Omit all pictures, then retype exactly the lines from the one that contains "Parse this screenshot: output" through the end of the listing.

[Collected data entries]
— start —
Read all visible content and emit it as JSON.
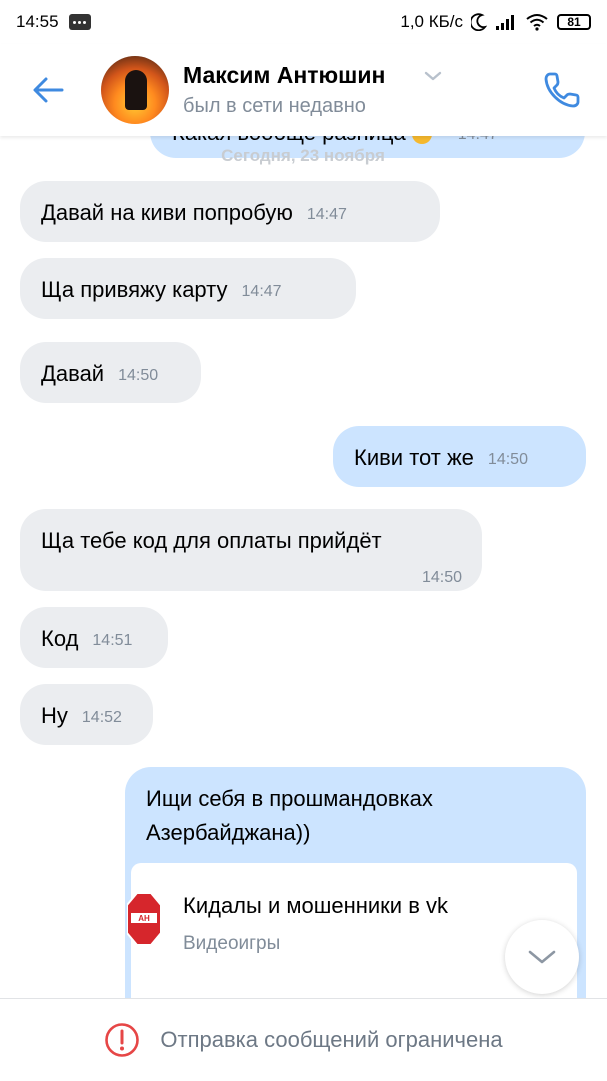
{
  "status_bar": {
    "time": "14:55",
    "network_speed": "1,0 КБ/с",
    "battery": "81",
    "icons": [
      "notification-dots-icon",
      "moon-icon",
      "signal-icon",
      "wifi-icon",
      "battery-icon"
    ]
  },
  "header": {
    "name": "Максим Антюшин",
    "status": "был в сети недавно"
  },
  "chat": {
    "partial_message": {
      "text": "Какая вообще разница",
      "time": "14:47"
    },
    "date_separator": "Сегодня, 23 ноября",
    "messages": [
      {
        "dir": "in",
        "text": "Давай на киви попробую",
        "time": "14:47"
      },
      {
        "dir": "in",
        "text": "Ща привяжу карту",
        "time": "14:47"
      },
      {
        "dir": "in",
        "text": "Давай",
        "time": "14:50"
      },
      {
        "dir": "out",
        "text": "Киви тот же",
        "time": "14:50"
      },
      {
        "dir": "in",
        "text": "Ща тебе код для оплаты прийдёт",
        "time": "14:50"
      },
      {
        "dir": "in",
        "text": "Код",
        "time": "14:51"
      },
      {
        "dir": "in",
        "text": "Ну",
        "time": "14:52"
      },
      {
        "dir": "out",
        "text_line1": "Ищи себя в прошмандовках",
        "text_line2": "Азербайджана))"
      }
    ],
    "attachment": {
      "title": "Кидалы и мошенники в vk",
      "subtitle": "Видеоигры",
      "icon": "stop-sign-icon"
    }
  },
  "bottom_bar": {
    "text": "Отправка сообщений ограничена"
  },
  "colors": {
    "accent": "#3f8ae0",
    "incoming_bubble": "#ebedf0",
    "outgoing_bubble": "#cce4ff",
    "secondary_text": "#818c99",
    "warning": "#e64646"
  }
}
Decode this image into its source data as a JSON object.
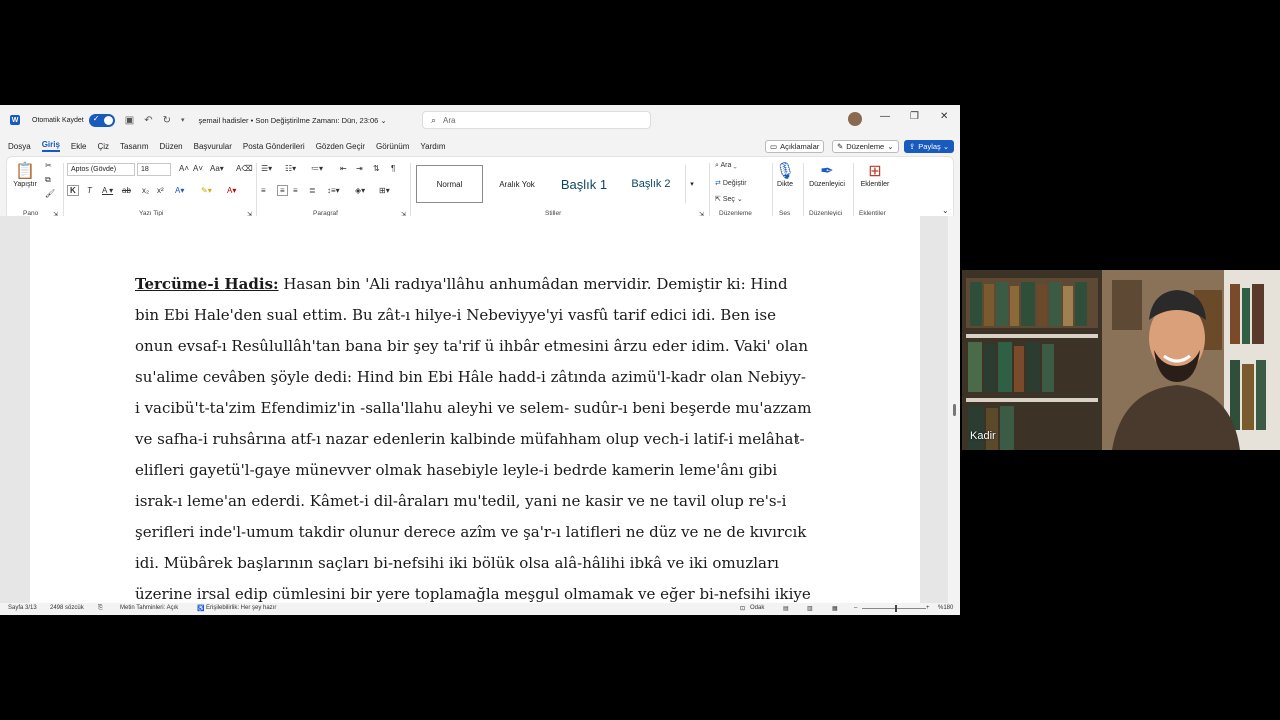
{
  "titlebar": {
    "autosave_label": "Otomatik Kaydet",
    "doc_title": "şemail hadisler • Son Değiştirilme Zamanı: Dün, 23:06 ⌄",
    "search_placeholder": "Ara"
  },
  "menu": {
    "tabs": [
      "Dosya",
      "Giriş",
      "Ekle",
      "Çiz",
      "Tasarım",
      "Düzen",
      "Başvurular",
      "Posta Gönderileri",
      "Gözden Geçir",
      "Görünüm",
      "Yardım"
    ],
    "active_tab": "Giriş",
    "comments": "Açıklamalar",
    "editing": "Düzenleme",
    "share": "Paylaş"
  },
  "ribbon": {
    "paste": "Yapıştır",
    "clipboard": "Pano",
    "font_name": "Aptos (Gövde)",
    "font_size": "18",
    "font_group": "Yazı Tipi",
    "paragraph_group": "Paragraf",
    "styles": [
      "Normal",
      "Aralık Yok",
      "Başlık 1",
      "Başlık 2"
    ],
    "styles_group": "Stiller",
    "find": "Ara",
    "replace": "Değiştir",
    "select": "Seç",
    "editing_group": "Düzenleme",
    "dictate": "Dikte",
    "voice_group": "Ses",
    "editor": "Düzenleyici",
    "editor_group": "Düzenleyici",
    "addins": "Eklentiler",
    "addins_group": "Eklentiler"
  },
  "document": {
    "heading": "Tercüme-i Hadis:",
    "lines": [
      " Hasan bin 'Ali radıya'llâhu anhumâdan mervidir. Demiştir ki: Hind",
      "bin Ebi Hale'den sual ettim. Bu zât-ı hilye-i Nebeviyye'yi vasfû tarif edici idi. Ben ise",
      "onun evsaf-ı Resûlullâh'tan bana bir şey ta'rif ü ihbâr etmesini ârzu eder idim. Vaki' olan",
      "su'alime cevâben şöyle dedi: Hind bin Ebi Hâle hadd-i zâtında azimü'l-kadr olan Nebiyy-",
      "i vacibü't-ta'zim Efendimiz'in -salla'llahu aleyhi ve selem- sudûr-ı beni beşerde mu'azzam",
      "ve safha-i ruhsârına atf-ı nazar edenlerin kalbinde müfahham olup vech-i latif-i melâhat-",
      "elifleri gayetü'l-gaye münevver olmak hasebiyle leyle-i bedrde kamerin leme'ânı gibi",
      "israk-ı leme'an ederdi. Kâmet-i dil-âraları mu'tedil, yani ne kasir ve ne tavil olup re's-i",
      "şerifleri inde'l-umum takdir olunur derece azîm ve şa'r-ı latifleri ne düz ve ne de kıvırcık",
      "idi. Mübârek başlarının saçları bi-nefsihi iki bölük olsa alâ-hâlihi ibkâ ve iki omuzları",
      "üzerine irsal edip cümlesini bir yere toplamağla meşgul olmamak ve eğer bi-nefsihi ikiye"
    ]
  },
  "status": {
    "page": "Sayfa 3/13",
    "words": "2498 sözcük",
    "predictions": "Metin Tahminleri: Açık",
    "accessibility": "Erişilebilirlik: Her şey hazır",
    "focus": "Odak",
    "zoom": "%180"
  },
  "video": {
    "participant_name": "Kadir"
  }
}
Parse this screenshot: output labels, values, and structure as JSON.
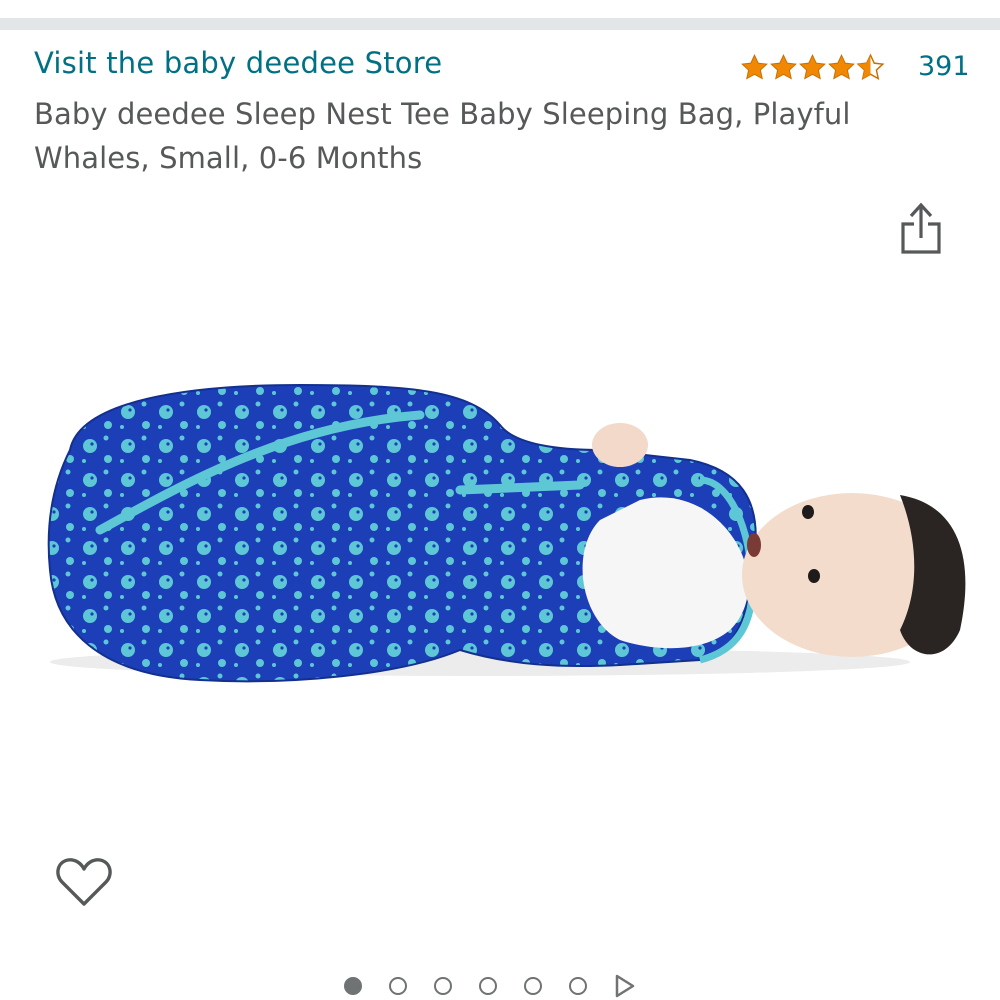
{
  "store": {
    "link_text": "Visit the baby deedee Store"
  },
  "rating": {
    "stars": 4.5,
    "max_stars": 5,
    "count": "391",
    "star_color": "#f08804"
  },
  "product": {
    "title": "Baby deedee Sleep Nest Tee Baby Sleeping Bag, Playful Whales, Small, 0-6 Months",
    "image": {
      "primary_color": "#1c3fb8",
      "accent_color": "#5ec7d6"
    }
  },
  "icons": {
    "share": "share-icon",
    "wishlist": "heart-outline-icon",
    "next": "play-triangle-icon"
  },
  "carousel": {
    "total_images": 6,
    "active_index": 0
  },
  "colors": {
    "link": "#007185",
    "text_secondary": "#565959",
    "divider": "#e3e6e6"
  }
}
— end —
# [FULL OUTPUT]
Parse this screenshot: output labels, values, and structure as JSON.
{
  "store": {
    "link_text": "Visit the baby deedee Store"
  },
  "rating": {
    "stars": 4.5,
    "max_stars": 5,
    "count": "391",
    "star_color": "#f08804"
  },
  "product": {
    "title": "Baby deedee Sleep Nest Tee Baby Sleeping Bag, Playful Whales, Small, 0-6 Months",
    "image": {
      "primary_color": "#1c3fb8",
      "accent_color": "#5ec7d6"
    }
  },
  "icons": {
    "share": "share-icon",
    "wishlist": "heart-outline-icon",
    "next": "play-triangle-icon"
  },
  "carousel": {
    "total_images": 6,
    "active_index": 0
  },
  "colors": {
    "link": "#007185",
    "text_secondary": "#565959",
    "divider": "#e3e6e6"
  }
}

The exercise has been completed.